# WRITTEN INSTRUCTION
Repeat the records in full and exactly, omitting pictures.

─── MATERIAL TO PROCESS

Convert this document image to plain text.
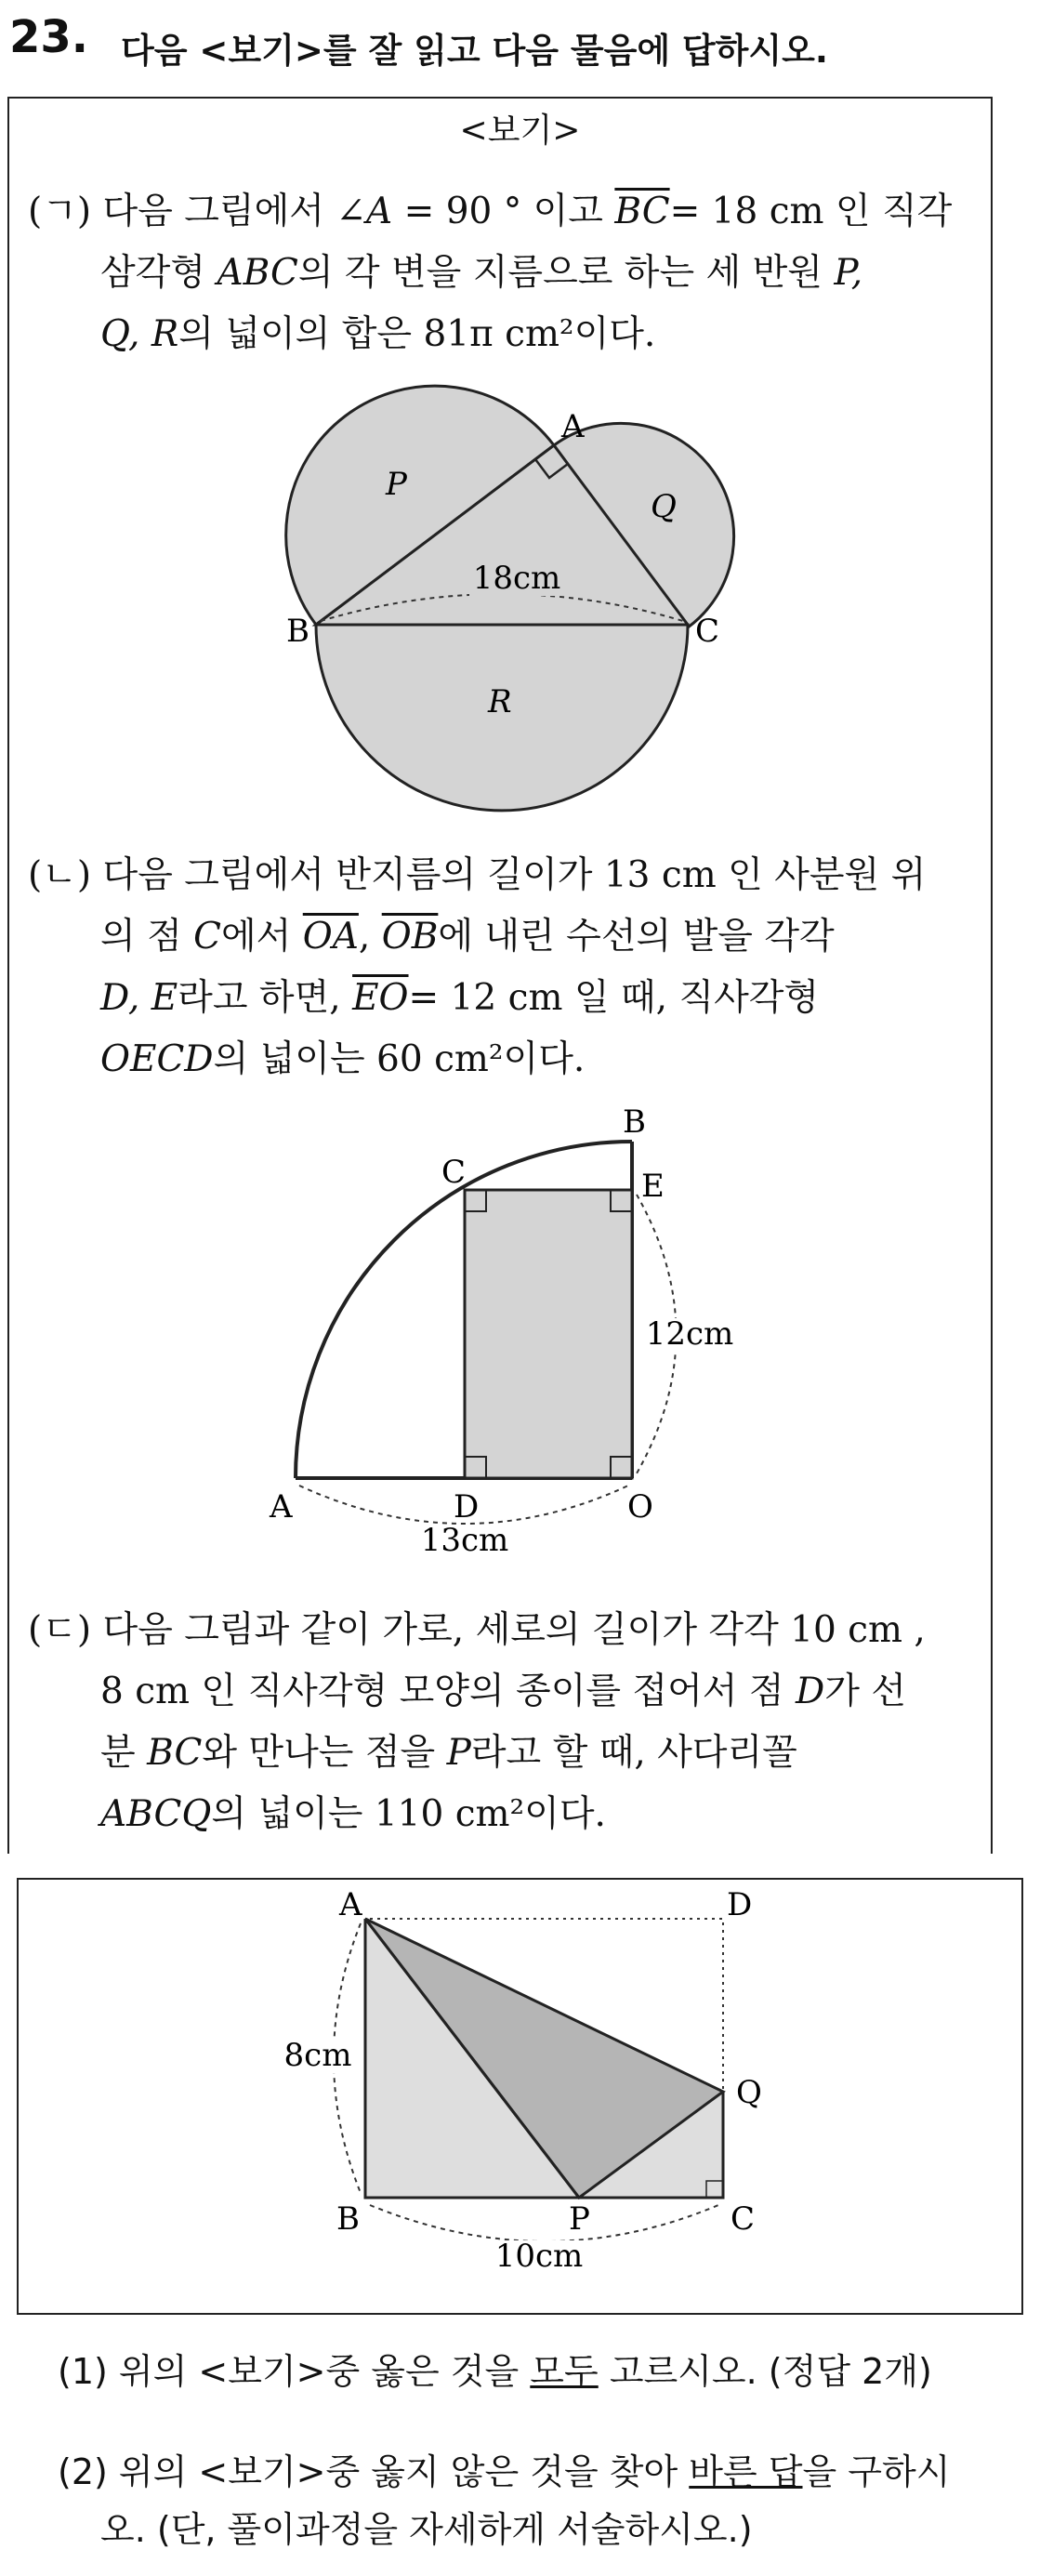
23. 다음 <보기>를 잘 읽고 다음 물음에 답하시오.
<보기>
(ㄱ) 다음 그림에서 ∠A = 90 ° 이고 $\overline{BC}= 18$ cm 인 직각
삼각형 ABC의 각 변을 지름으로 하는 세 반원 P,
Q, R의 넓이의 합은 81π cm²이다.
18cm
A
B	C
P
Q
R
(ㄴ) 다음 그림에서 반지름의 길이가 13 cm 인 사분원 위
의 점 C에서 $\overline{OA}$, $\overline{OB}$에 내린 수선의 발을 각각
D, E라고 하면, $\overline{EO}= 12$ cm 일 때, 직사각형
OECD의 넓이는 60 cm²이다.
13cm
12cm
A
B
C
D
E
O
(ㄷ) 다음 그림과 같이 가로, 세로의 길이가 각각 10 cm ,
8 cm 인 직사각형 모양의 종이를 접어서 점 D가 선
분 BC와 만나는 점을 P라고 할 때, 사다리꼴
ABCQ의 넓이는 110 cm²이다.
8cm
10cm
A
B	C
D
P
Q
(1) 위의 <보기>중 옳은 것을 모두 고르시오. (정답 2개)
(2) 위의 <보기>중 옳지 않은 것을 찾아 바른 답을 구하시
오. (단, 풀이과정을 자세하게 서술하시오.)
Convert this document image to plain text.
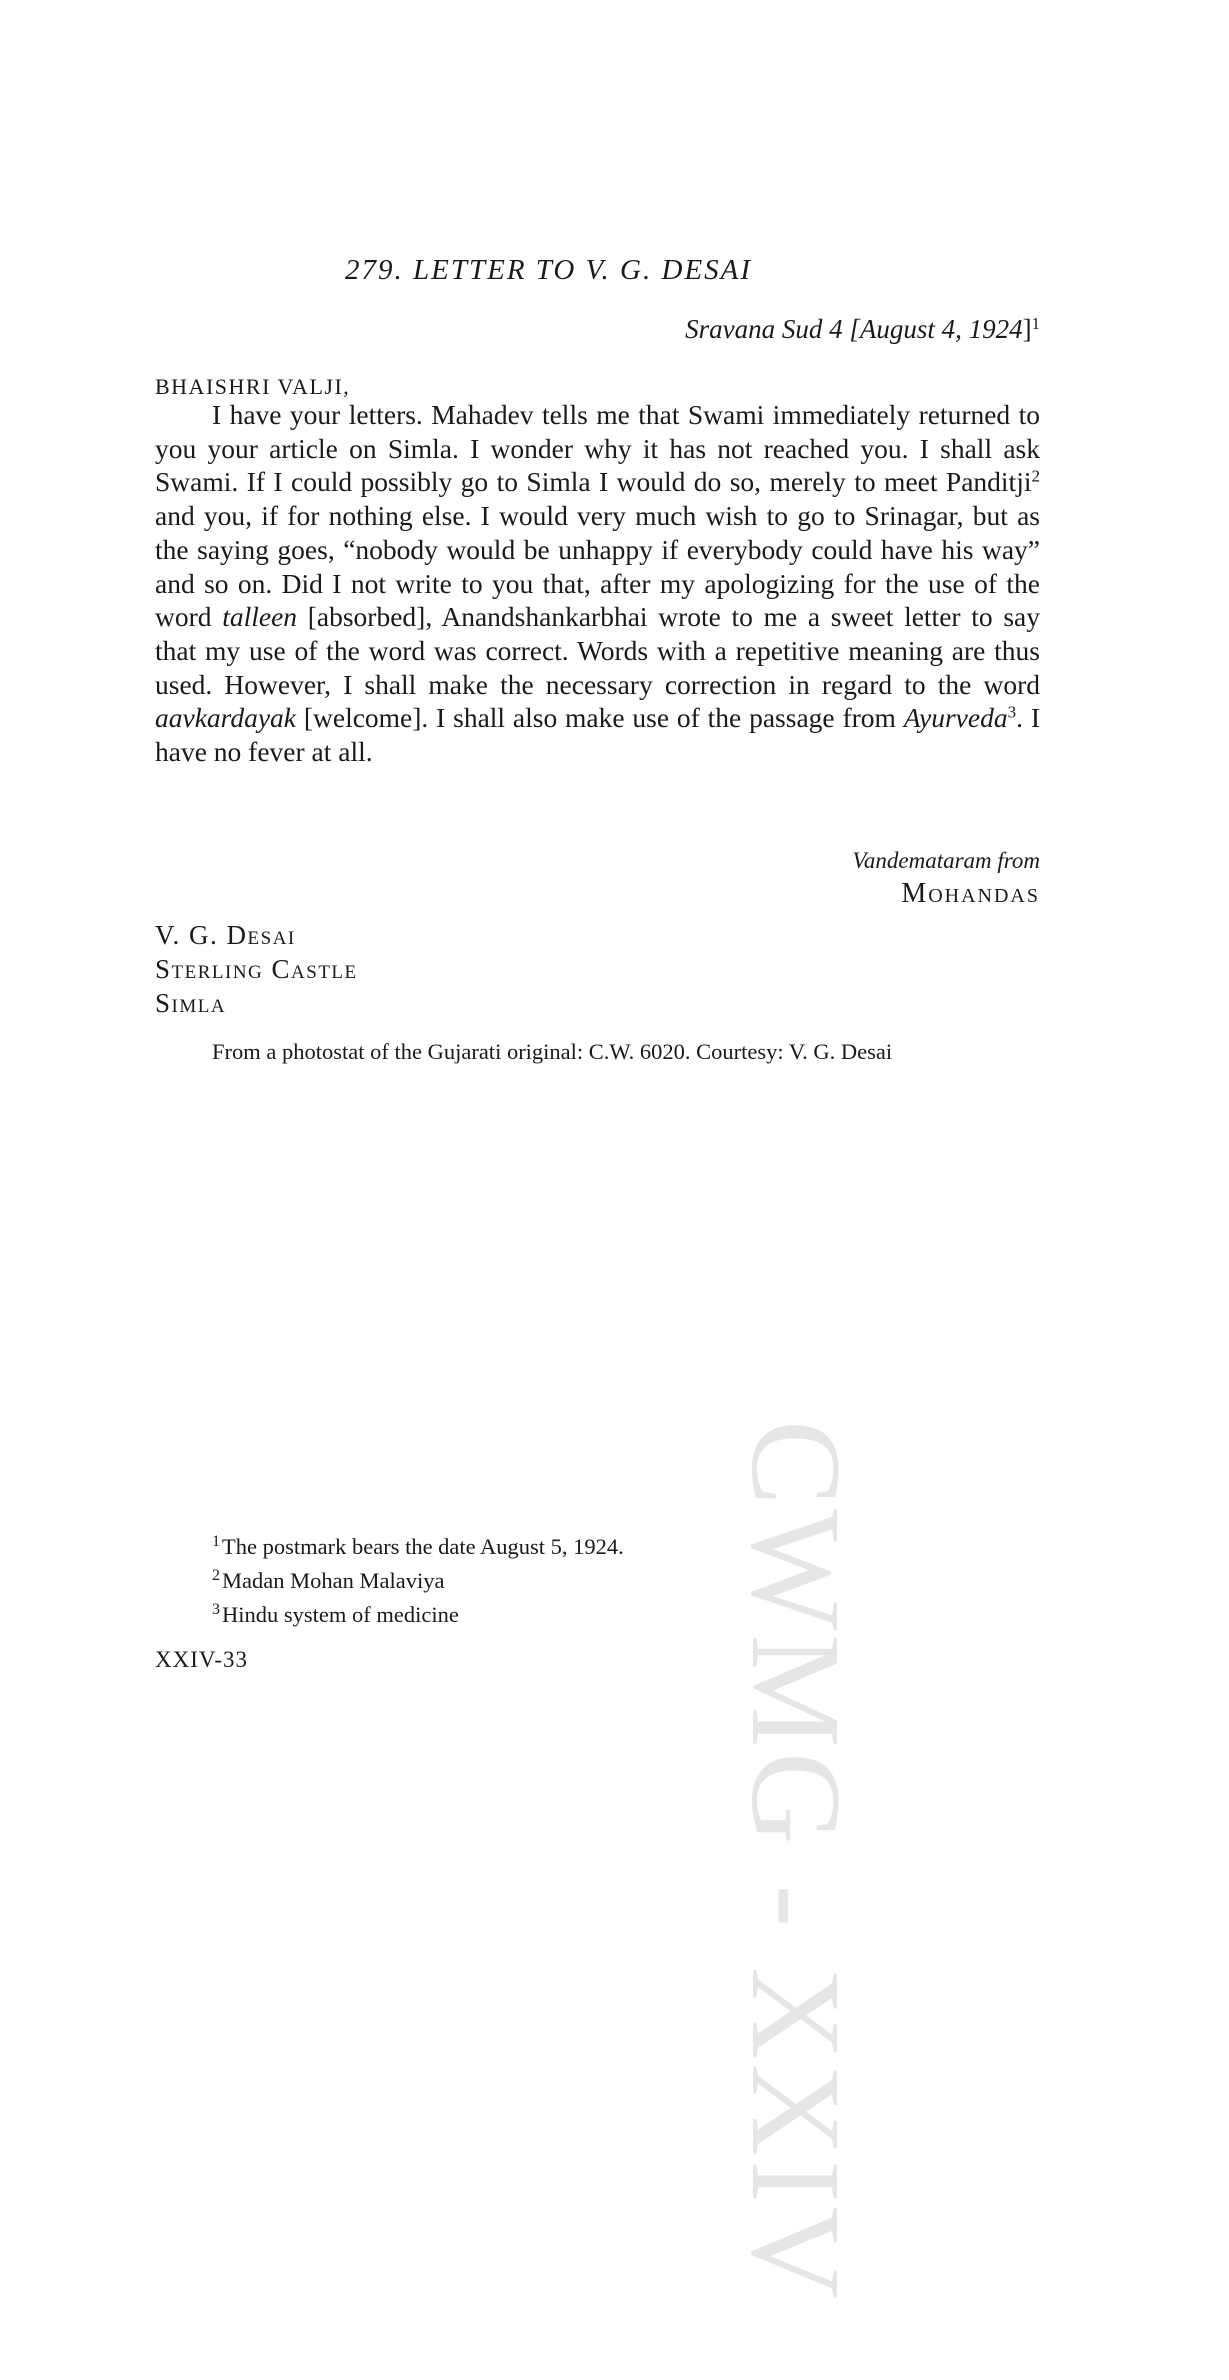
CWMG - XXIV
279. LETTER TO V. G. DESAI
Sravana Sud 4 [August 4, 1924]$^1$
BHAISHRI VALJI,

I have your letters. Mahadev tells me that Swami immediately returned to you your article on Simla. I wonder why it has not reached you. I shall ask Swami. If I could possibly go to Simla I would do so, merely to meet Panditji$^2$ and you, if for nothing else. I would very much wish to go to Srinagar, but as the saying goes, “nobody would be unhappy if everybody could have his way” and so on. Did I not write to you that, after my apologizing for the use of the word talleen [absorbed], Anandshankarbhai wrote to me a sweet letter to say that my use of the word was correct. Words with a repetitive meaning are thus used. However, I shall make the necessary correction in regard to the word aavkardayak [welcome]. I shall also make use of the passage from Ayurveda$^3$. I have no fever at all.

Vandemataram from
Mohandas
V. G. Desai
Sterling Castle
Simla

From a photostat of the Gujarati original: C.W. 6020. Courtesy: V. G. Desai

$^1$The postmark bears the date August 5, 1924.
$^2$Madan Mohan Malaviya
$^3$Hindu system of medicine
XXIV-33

──────

# FINISHED ANSWER
Convert this document image to plain text.
23. 다음 <보기>를 잘 읽고 다음 물음에 답하시오.
<보기>
(ㄱ) 다음 그림에서 ∠A = 90 ° 이고 $\overline{BC}= 18$ cm 인 직각
삼각형 ABC의 각 변을 지름으로 하는 세 반원 P,
Q, R의 넓이의 합은 81π cm²이다.
18cm
A
B	C
P
Q
R
(ㄴ) 다음 그림에서 반지름의 길이가 13 cm 인 사분원 위
의 점 C에서 $\overline{OA}$, $\overline{OB}$에 내린 수선의 발을 각각
D, E라고 하면, $\overline{EO}= 12$ cm 일 때, 직사각형
OECD의 넓이는 60 cm²이다.
13cm
12cm
A
B
C
D
E
O
(ㄷ) 다음 그림과 같이 가로, 세로의 길이가 각각 10 cm ,
8 cm 인 직사각형 모양의 종이를 접어서 점 D가 선
분 BC와 만나는 점을 P라고 할 때, 사다리꼴
ABCQ의 넓이는 110 cm²이다.
8cm
10cm
A
B	C
D
P
Q
(1) 위의 <보기>중 옳은 것을 모두 고르시오. (정답 2개)
(2) 위의 <보기>중 옳지 않은 것을 찾아 바른 답을 구하시
오. (단, 풀이과정을 자세하게 서술하시오.)
Convert this document image to plain text.
CWMG - XXIV
279. LETTER TO V. G. DESAI
Sravana Sud 4 [August 4, 1924]$^1$
BHAISHRI VALJI,

I have your letters. Mahadev tells me that Swami immediately returned to you your article on Simla. I wonder why it has not reached you. I shall ask Swami. If I could possibly go to Simla I would do so, merely to meet Panditji$^2$ and you, if for nothing else. I would very much wish to go to Srinagar, but as the saying goes, “nobody would be unhappy if everybody could have his way” and so on. Did I not write to you that, after my apologizing for the use of the word talleen [absorbed], Anandshankarbhai wrote to me a sweet letter to say that my use of the word was correct. Words with a repetitive meaning are thus used. However, I shall make the necessary correction in regard to the word aavkardayak [welcome]. I shall also make use of the passage from Ayurveda$^3$. I have no fever at all.

Vandemataram from
Mohandas
V. G. Desai
Sterling Castle
Simla

From a photostat of the Gujarati original: C.W. 6020. Courtesy: V. G. Desai

$^1$The postmark bears the date August 5, 1924.
$^2$Madan Mohan Malaviya
$^3$Hindu system of medicine
XXIV-33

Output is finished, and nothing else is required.